_DIRECTIONS:_
Find each line containing the string "ylabel" and return it.

_DATA PROVIDED:_

*-*-*

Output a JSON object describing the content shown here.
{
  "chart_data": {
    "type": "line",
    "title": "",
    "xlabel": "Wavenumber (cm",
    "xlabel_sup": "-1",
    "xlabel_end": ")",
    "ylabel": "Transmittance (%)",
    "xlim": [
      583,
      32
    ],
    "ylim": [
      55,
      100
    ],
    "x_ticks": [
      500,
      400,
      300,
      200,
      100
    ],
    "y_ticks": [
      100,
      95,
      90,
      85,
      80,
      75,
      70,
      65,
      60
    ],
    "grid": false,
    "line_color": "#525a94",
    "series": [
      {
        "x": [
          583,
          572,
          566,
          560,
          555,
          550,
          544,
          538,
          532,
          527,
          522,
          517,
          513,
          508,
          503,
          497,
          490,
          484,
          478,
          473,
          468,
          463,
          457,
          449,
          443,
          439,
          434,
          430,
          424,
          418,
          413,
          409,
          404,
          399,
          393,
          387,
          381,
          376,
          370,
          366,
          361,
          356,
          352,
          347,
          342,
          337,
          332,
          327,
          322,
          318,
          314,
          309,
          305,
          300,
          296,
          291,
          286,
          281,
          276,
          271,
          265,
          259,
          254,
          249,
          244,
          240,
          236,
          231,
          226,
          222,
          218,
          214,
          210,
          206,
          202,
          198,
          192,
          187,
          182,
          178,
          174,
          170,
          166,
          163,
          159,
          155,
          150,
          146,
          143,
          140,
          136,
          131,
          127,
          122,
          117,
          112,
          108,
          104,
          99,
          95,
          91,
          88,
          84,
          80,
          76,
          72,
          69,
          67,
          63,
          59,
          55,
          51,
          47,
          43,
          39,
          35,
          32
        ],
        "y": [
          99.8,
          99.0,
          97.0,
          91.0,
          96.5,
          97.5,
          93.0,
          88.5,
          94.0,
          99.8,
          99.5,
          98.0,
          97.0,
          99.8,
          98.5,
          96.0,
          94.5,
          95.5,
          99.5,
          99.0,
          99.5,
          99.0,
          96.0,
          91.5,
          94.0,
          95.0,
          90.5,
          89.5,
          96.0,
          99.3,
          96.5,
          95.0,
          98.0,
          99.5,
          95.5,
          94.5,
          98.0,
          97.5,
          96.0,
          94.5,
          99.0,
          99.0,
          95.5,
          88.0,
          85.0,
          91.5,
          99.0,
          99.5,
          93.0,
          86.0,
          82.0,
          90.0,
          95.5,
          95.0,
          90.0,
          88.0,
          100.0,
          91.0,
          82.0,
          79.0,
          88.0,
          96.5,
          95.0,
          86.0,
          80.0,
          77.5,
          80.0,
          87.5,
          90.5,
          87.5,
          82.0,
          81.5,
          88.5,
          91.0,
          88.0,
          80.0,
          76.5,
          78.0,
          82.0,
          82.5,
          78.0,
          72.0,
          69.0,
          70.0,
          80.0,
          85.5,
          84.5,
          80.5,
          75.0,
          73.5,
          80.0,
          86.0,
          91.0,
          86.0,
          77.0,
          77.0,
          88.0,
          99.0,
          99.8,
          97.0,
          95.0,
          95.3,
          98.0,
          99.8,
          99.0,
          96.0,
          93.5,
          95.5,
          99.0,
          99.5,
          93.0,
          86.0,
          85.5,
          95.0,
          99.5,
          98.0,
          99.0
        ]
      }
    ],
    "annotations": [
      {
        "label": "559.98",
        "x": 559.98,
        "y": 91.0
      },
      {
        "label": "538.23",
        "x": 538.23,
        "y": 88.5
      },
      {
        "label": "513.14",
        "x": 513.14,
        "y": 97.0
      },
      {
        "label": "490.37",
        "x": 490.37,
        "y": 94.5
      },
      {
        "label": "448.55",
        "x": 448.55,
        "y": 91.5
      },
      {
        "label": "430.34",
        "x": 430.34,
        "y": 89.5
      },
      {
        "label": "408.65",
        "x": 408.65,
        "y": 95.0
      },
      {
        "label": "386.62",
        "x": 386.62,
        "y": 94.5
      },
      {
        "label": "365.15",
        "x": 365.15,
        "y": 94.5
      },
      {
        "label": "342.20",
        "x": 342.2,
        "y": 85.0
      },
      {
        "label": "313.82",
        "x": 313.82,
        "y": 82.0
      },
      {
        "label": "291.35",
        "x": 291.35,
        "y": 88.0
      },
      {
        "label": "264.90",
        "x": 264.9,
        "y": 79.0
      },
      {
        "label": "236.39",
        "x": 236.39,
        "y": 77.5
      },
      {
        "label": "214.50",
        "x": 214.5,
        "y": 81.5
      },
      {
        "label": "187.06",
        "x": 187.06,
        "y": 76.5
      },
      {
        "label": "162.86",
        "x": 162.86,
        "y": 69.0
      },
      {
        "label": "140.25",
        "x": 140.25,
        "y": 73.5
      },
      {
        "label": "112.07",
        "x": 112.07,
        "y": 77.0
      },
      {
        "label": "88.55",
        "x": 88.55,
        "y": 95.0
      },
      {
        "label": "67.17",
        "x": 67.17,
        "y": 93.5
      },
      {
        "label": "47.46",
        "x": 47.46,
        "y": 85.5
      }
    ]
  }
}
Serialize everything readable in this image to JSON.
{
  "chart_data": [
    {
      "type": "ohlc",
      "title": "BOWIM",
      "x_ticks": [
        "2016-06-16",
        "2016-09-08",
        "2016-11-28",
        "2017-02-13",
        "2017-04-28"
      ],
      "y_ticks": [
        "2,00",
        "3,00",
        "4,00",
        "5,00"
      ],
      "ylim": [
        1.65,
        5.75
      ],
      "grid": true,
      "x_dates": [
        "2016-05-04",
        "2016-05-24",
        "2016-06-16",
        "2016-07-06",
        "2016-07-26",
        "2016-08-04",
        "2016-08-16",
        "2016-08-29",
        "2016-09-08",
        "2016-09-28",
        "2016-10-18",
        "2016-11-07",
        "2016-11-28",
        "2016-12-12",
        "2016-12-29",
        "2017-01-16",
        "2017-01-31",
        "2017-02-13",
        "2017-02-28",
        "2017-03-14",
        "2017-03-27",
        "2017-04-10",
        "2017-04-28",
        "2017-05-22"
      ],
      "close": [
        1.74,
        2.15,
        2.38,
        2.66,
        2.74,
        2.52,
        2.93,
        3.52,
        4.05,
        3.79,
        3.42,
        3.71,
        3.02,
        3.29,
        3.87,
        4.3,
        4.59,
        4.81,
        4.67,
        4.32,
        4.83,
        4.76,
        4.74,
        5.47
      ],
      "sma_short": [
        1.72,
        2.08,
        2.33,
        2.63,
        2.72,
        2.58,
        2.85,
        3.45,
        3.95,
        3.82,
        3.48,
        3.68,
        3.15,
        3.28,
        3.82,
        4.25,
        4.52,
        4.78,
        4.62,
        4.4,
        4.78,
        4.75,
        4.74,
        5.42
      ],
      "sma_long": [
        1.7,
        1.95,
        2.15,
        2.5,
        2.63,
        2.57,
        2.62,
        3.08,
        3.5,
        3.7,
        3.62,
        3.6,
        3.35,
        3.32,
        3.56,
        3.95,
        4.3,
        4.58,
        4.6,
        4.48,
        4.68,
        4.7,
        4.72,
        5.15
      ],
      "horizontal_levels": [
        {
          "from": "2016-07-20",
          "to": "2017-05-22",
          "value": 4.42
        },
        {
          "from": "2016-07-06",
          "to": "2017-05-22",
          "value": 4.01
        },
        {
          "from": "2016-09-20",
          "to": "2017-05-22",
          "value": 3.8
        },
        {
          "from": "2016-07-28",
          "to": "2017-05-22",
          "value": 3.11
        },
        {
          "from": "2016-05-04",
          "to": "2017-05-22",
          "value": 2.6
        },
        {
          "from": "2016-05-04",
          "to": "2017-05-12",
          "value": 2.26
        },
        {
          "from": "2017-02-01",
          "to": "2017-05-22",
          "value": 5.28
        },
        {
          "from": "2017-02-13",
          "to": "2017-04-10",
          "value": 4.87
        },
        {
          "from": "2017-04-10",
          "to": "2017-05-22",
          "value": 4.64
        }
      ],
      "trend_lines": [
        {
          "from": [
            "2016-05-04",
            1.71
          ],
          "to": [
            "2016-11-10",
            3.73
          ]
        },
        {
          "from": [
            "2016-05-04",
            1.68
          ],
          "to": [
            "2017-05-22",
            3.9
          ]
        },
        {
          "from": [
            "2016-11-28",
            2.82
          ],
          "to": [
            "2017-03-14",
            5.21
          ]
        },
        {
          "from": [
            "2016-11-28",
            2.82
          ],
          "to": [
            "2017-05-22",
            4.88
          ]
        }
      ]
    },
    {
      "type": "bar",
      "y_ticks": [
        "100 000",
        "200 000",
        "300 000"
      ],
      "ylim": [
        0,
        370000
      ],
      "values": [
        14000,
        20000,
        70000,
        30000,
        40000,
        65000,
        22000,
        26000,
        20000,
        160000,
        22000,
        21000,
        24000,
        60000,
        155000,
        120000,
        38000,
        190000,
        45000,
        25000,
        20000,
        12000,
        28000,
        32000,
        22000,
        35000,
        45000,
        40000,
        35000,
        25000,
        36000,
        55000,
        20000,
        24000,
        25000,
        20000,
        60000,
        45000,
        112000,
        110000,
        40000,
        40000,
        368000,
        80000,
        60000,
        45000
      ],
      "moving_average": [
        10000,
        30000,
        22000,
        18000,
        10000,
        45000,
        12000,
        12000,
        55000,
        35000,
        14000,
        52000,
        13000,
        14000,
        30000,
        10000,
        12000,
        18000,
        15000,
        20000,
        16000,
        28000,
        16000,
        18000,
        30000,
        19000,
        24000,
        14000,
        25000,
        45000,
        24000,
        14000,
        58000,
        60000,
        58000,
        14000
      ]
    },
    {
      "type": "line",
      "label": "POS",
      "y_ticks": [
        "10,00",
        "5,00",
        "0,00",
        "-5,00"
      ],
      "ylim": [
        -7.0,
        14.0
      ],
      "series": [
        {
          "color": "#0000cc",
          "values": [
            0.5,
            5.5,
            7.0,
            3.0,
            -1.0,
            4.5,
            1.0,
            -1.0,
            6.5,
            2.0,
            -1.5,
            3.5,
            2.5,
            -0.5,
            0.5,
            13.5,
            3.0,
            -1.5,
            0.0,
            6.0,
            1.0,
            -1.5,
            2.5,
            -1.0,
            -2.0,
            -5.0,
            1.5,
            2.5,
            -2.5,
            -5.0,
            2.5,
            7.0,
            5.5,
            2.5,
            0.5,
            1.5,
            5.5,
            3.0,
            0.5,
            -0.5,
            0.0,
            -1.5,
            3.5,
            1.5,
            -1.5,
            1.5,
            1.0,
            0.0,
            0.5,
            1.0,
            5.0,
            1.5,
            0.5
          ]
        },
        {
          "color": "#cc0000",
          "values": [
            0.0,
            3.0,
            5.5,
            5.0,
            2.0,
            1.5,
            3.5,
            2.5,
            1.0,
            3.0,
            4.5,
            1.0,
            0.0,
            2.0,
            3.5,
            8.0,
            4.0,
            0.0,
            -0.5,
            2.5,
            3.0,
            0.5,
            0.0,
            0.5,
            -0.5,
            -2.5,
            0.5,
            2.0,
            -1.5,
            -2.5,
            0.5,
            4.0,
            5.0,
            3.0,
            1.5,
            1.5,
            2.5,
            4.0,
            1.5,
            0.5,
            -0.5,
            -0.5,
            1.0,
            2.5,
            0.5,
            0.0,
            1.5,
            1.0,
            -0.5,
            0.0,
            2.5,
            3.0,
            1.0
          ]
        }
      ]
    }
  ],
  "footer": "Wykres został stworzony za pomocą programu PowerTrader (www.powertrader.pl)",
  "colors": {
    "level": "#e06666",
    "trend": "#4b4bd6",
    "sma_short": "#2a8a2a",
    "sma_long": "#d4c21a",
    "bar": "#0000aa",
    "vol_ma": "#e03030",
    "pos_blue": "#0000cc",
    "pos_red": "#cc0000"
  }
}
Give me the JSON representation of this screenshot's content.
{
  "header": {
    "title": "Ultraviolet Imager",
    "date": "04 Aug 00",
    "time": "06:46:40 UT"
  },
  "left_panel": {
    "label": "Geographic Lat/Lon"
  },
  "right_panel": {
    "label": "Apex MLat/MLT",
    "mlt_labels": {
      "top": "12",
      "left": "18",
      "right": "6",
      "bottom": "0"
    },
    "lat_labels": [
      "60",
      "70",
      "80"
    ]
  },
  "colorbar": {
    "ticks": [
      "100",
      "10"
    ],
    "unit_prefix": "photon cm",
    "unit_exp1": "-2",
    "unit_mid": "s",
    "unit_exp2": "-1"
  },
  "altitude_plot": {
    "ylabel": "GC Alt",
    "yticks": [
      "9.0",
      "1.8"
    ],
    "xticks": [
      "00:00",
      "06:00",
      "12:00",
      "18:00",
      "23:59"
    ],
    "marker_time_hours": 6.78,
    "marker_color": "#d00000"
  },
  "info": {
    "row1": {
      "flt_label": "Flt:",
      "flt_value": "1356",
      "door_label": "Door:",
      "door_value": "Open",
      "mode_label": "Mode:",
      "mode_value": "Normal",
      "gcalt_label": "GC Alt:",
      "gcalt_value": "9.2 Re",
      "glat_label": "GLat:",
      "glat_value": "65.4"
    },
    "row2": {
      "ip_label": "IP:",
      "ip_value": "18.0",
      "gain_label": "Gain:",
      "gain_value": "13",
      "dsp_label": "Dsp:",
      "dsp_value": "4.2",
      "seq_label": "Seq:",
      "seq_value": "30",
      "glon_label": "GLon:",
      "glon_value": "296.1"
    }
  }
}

*-*-*

_IN RESPONSE:_
    "ylabel": "Transmittance (%)",
    "ylabel": "GC Alt",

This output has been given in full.